A block of data
++++
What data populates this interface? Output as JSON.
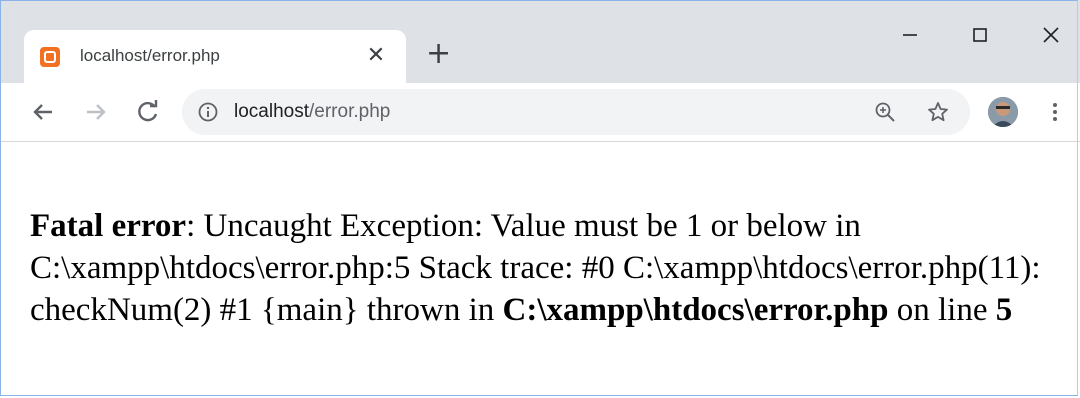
{
  "tab": {
    "title": "localhost/error.php",
    "close": "✕",
    "new_tab": "+"
  },
  "window": {
    "min": "–",
    "max": "☐",
    "close": "✕"
  },
  "address": {
    "host": "localhost",
    "path": "/error.php"
  },
  "error": {
    "label": "Fatal error",
    "text1": ": Uncaught Exception: Value must be 1 or below in C:\\xampp\\htdocs\\error.php:5 Stack trace: #0 C:\\xampp\\htdocs\\error.php(11): checkNum(2) #1 {main} thrown in ",
    "file": "C:\\xampp\\htdocs\\error.php",
    "text2": " on line ",
    "line": "5"
  }
}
++++
Exclude all images and restate the records above word for word.

▶ [Answer]:
What data populates this interface? Output as JSON.
{
  "tab": {
    "title": "localhost/error.php",
    "close": "✕",
    "new_tab": "+"
  },
  "window": {
    "min": "–",
    "max": "☐",
    "close": "✕"
  },
  "address": {
    "host": "localhost",
    "path": "/error.php"
  },
  "error": {
    "label": "Fatal error",
    "text1": ": Uncaught Exception: Value must be 1 or below in C:\\xampp\\htdocs\\error.php:5 Stack trace: #0 C:\\xampp\\htdocs\\error.php(11): checkNum(2) #1 {main} thrown in ",
    "file": "C:\\xampp\\htdocs\\error.php",
    "text2": " on line ",
    "line": "5"
  }
}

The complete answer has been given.